*Exercise prompt*: Each record is to be transcribed exactly.

*Data records*:
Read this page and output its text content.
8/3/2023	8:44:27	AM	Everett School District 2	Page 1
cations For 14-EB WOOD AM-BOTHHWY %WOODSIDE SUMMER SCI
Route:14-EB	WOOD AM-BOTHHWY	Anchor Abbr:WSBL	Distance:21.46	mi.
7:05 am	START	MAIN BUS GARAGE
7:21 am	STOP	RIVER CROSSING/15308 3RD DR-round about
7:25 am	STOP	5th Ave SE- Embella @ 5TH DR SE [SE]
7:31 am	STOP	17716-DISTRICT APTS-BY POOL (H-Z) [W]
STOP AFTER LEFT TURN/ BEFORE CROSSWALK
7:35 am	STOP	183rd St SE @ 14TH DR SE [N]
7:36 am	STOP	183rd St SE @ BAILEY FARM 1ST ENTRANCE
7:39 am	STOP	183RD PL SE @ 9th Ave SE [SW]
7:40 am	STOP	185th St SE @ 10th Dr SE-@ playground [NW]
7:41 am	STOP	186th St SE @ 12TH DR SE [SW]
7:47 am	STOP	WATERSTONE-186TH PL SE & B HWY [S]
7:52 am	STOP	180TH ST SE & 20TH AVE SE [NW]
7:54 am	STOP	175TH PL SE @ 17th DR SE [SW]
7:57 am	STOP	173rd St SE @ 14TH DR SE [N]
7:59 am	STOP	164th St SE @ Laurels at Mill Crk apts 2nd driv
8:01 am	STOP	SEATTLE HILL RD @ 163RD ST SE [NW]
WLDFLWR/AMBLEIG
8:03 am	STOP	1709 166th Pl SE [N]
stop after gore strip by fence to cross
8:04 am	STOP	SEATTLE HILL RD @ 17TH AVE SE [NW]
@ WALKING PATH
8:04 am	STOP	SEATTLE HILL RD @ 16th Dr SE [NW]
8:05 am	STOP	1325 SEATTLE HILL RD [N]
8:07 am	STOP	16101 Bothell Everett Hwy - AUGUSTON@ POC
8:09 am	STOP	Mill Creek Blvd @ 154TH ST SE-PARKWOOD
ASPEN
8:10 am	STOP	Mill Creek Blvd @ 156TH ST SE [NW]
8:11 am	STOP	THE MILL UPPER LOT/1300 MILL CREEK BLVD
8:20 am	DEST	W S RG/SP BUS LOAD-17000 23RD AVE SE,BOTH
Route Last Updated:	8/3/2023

*Output*:
Read this page and output its text content.
8/3/2023	8:44:27	AM	Everett School District 2	Page 1
cations For 14-EB WOOD AM-BOTHHWY %WOODSIDE SUMMER SCI
Route:14-EB	WOOD AM-BOTHHWY	Anchor Abbr:WSBL	Distance:21.46	mi.
7:05 am	START	MAIN BUS GARAGE
7:21 am	STOP	RIVER CROSSING/15308 3RD DR-round about
7:25 am	STOP	5th Ave SE- Embella @ 5TH DR SE [SE]
7:31 am	STOP	17716-DISTRICT APTS-BY POOL (H-Z) [W]
STOP AFTER LEFT TURN/ BEFORE CROSSWALK
7:35 am	STOP	183rd St SE @ 14TH DR SE [N]
7:36 am	STOP	183rd St SE @ BAILEY FARM 1ST ENTRANCE
7:39 am	STOP	183RD PL SE @ 9th Ave SE [SW]
7:40 am	STOP	185th St SE @ 10th Dr SE-@ playground [NW]
7:41 am	STOP	186th St SE @ 12TH DR SE [SW]
7:47 am	STOP	WATERSTONE-186TH PL SE & B HWY [S]
7:52 am	STOP	180TH ST SE & 20TH AVE SE [NW]
7:54 am	STOP	175TH PL SE @ 17th DR SE [SW]
7:57 am	STOP	173rd St SE @ 14TH DR SE [N]
7:59 am	STOP	164th St SE @ Laurels at Mill Crk apts 2nd driv
8:01 am	STOP	SEATTLE HILL RD @ 163RD ST SE [NW]
WLDFLWR/AMBLEIG
8:03 am	STOP	1709 166th Pl SE [N]
stop after gore strip by fence to cross
8:04 am	STOP	SEATTLE HILL RD @ 17TH AVE SE [NW]
@ WALKING PATH
8:04 am	STOP	SEATTLE HILL RD @ 16th Dr SE [NW]
8:05 am	STOP	1325 SEATTLE HILL RD [N]
8:07 am	STOP	16101 Bothell Everett Hwy - AUGUSTON@ POC
8:09 am	STOP	Mill Creek Blvd @ 154TH ST SE-PARKWOOD
ASPEN
8:10 am	STOP	Mill Creek Blvd @ 156TH ST SE [NW]
8:11 am	STOP	THE MILL UPPER LOT/1300 MILL CREEK BLVD
8:20 am	DEST	W S RG/SP BUS LOAD-17000 23RD AVE SE,BOTH
Route Last Updated:	8/3/2023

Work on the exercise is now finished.